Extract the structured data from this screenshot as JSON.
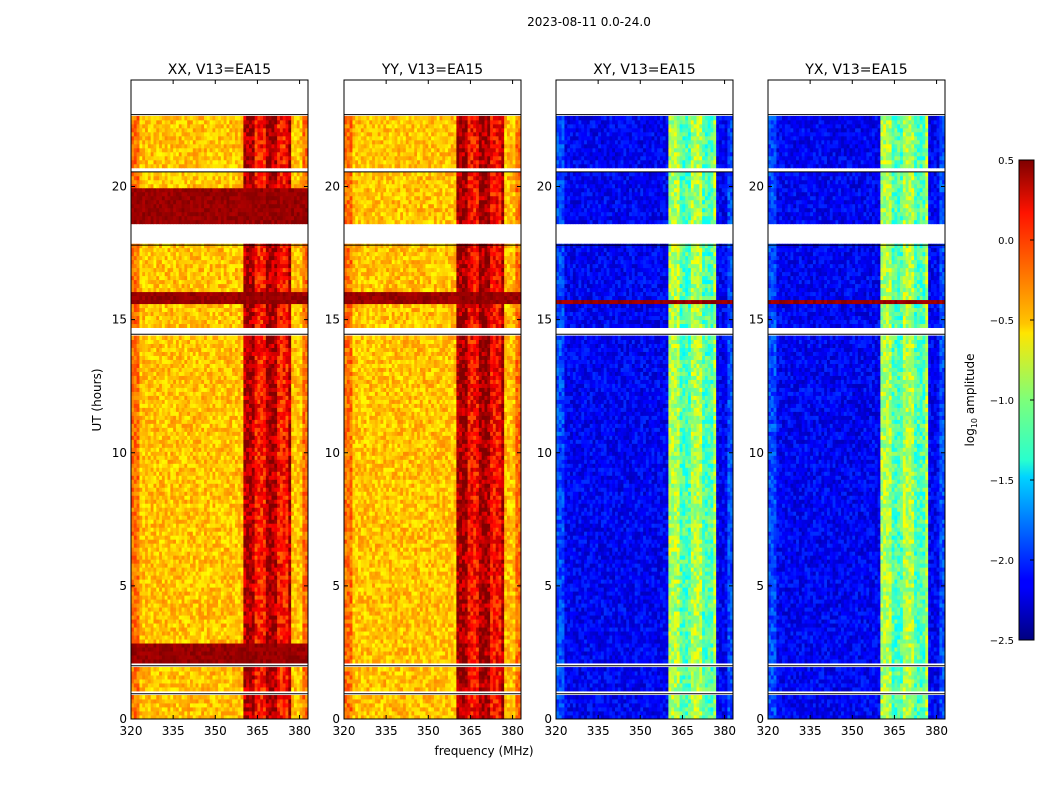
{
  "suptitle": "2023-08-11 0.0-24.0",
  "xlabel": "frequency (MHz)",
  "ylabel": "UT (hours)",
  "colorbar": {
    "label_prefix": "log",
    "label_sub": "10",
    "label_suffix": " amplitude",
    "ticks": [
      0.5,
      0.0,
      -0.5,
      -1.0,
      -1.5,
      -2.0,
      -2.5
    ],
    "tick_labels": [
      "0.5",
      "0.0",
      "−0.5",
      "−1.0",
      "−1.5",
      "−2.0",
      "−2.5"
    ],
    "range": [
      -2.5,
      0.5
    ],
    "colormap": "jet"
  },
  "chart_data": [
    {
      "type": "heatmap",
      "title": "XX, V13=EA15",
      "xlim": [
        320,
        383
      ],
      "ylim": [
        0,
        24
      ],
      "xticks": [
        320,
        335,
        350,
        365,
        380
      ],
      "xtick_labels": [
        "320",
        "335",
        "350",
        "365",
        "380"
      ],
      "yticks": [
        0,
        5,
        10,
        15,
        20
      ],
      "ytick_labels": [
        "0",
        "5",
        "10",
        "15",
        "20"
      ],
      "base_value": -0.45,
      "rfi_band_mhz": [
        360,
        377
      ],
      "rfi_value": 0.2,
      "saturated_hours": [
        [
          2.1,
          2.8
        ],
        [
          15.6,
          16.0
        ],
        [
          18.6,
          20.0
        ]
      ],
      "flagged_hours": [
        [
          0.95,
          1.1
        ],
        [
          2.0,
          2.1
        ],
        [
          14.45,
          14.65
        ],
        [
          17.8,
          18.6
        ],
        [
          20.55,
          20.75
        ],
        [
          22.7,
          24.0
        ]
      ]
    },
    {
      "type": "heatmap",
      "title": "YY, V13=EA15",
      "xlim": [
        320,
        383
      ],
      "ylim": [
        0,
        24
      ],
      "xticks": [
        320,
        335,
        350,
        365,
        380
      ],
      "xtick_labels": [
        "320",
        "335",
        "350",
        "365",
        "380"
      ],
      "yticks": [
        0,
        5,
        10,
        15,
        20
      ],
      "ytick_labels": [
        "0",
        "5",
        "10",
        "15",
        "20"
      ],
      "base_value": -0.45,
      "rfi_band_mhz": [
        360,
        377
      ],
      "rfi_value": 0.25,
      "saturated_hours": [
        [
          15.6,
          16.0
        ]
      ],
      "flagged_hours": [
        [
          0.95,
          1.1
        ],
        [
          2.0,
          2.1
        ],
        [
          14.45,
          14.65
        ],
        [
          17.8,
          18.6
        ],
        [
          20.55,
          20.75
        ],
        [
          22.7,
          24.0
        ]
      ]
    },
    {
      "type": "heatmap",
      "title": "XY, V13=EA15",
      "xlim": [
        320,
        383
      ],
      "ylim": [
        0,
        24
      ],
      "xticks": [
        320,
        335,
        350,
        365,
        380
      ],
      "xtick_labels": [
        "320",
        "335",
        "350",
        "365",
        "380"
      ],
      "yticks": [
        0,
        5,
        10,
        15,
        20
      ],
      "ytick_labels": [
        "0",
        "5",
        "10",
        "15",
        "20"
      ],
      "base_value": -2.15,
      "rfi_band_mhz": [
        360,
        377
      ],
      "rfi_value": -1.0,
      "saturated_hours": [
        [
          15.6,
          15.8
        ]
      ],
      "flagged_hours": [
        [
          0.95,
          1.1
        ],
        [
          2.0,
          2.1
        ],
        [
          14.45,
          14.65
        ],
        [
          17.8,
          18.6
        ],
        [
          20.55,
          20.75
        ],
        [
          22.7,
          24.0
        ]
      ]
    },
    {
      "type": "heatmap",
      "title": "YX, V13=EA15",
      "xlim": [
        320,
        383
      ],
      "ylim": [
        0,
        24
      ],
      "xticks": [
        320,
        335,
        350,
        365,
        380
      ],
      "xtick_labels": [
        "320",
        "335",
        "350",
        "365",
        "380"
      ],
      "yticks": [
        0,
        5,
        10,
        15,
        20
      ],
      "ytick_labels": [
        "0",
        "5",
        "10",
        "15",
        "20"
      ],
      "base_value": -2.15,
      "rfi_band_mhz": [
        360,
        377
      ],
      "rfi_value": -1.0,
      "saturated_hours": [
        [
          15.6,
          15.8
        ]
      ],
      "flagged_hours": [
        [
          0.95,
          1.1
        ],
        [
          2.0,
          2.1
        ],
        [
          14.45,
          14.65
        ],
        [
          17.8,
          18.6
        ],
        [
          20.55,
          20.75
        ],
        [
          22.7,
          24.0
        ]
      ]
    }
  ]
}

◆ What to produce ◆
Extract the text of all the records above verbatim, excluding pictures.

◆ Answer to the exercise ◆
Extract the structured data from this screenshot as JSON.
{
  "suptitle": "2023-08-11 0.0-24.0",
  "xlabel": "frequency (MHz)",
  "ylabel": "UT (hours)",
  "colorbar": {
    "label_prefix": "log",
    "label_sub": "10",
    "label_suffix": " amplitude",
    "ticks": [
      0.5,
      0.0,
      -0.5,
      -1.0,
      -1.5,
      -2.0,
      -2.5
    ],
    "tick_labels": [
      "0.5",
      "0.0",
      "−0.5",
      "−1.0",
      "−1.5",
      "−2.0",
      "−2.5"
    ],
    "range": [
      -2.5,
      0.5
    ],
    "colormap": "jet"
  },
  "chart_data": [
    {
      "type": "heatmap",
      "title": "XX, V13=EA15",
      "xlim": [
        320,
        383
      ],
      "ylim": [
        0,
        24
      ],
      "xticks": [
        320,
        335,
        350,
        365,
        380
      ],
      "xtick_labels": [
        "320",
        "335",
        "350",
        "365",
        "380"
      ],
      "yticks": [
        0,
        5,
        10,
        15,
        20
      ],
      "ytick_labels": [
        "0",
        "5",
        "10",
        "15",
        "20"
      ],
      "base_value": -0.45,
      "rfi_band_mhz": [
        360,
        377
      ],
      "rfi_value": 0.2,
      "saturated_hours": [
        [
          2.1,
          2.8
        ],
        [
          15.6,
          16.0
        ],
        [
          18.6,
          20.0
        ]
      ],
      "flagged_hours": [
        [
          0.95,
          1.1
        ],
        [
          2.0,
          2.1
        ],
        [
          14.45,
          14.65
        ],
        [
          17.8,
          18.6
        ],
        [
          20.55,
          20.75
        ],
        [
          22.7,
          24.0
        ]
      ]
    },
    {
      "type": "heatmap",
      "title": "YY, V13=EA15",
      "xlim": [
        320,
        383
      ],
      "ylim": [
        0,
        24
      ],
      "xticks": [
        320,
        335,
        350,
        365,
        380
      ],
      "xtick_labels": [
        "320",
        "335",
        "350",
        "365",
        "380"
      ],
      "yticks": [
        0,
        5,
        10,
        15,
        20
      ],
      "ytick_labels": [
        "0",
        "5",
        "10",
        "15",
        "20"
      ],
      "base_value": -0.45,
      "rfi_band_mhz": [
        360,
        377
      ],
      "rfi_value": 0.25,
      "saturated_hours": [
        [
          15.6,
          16.0
        ]
      ],
      "flagged_hours": [
        [
          0.95,
          1.1
        ],
        [
          2.0,
          2.1
        ],
        [
          14.45,
          14.65
        ],
        [
          17.8,
          18.6
        ],
        [
          20.55,
          20.75
        ],
        [
          22.7,
          24.0
        ]
      ]
    },
    {
      "type": "heatmap",
      "title": "XY, V13=EA15",
      "xlim": [
        320,
        383
      ],
      "ylim": [
        0,
        24
      ],
      "xticks": [
        320,
        335,
        350,
        365,
        380
      ],
      "xtick_labels": [
        "320",
        "335",
        "350",
        "365",
        "380"
      ],
      "yticks": [
        0,
        5,
        10,
        15,
        20
      ],
      "ytick_labels": [
        "0",
        "5",
        "10",
        "15",
        "20"
      ],
      "base_value": -2.15,
      "rfi_band_mhz": [
        360,
        377
      ],
      "rfi_value": -1.0,
      "saturated_hours": [
        [
          15.6,
          15.8
        ]
      ],
      "flagged_hours": [
        [
          0.95,
          1.1
        ],
        [
          2.0,
          2.1
        ],
        [
          14.45,
          14.65
        ],
        [
          17.8,
          18.6
        ],
        [
          20.55,
          20.75
        ],
        [
          22.7,
          24.0
        ]
      ]
    },
    {
      "type": "heatmap",
      "title": "YX, V13=EA15",
      "xlim": [
        320,
        383
      ],
      "ylim": [
        0,
        24
      ],
      "xticks": [
        320,
        335,
        350,
        365,
        380
      ],
      "xtick_labels": [
        "320",
        "335",
        "350",
        "365",
        "380"
      ],
      "yticks": [
        0,
        5,
        10,
        15,
        20
      ],
      "ytick_labels": [
        "0",
        "5",
        "10",
        "15",
        "20"
      ],
      "base_value": -2.15,
      "rfi_band_mhz": [
        360,
        377
      ],
      "rfi_value": -1.0,
      "saturated_hours": [
        [
          15.6,
          15.8
        ]
      ],
      "flagged_hours": [
        [
          0.95,
          1.1
        ],
        [
          2.0,
          2.1
        ],
        [
          14.45,
          14.65
        ],
        [
          17.8,
          18.6
        ],
        [
          20.55,
          20.75
        ],
        [
          22.7,
          24.0
        ]
      ]
    }
  ]
}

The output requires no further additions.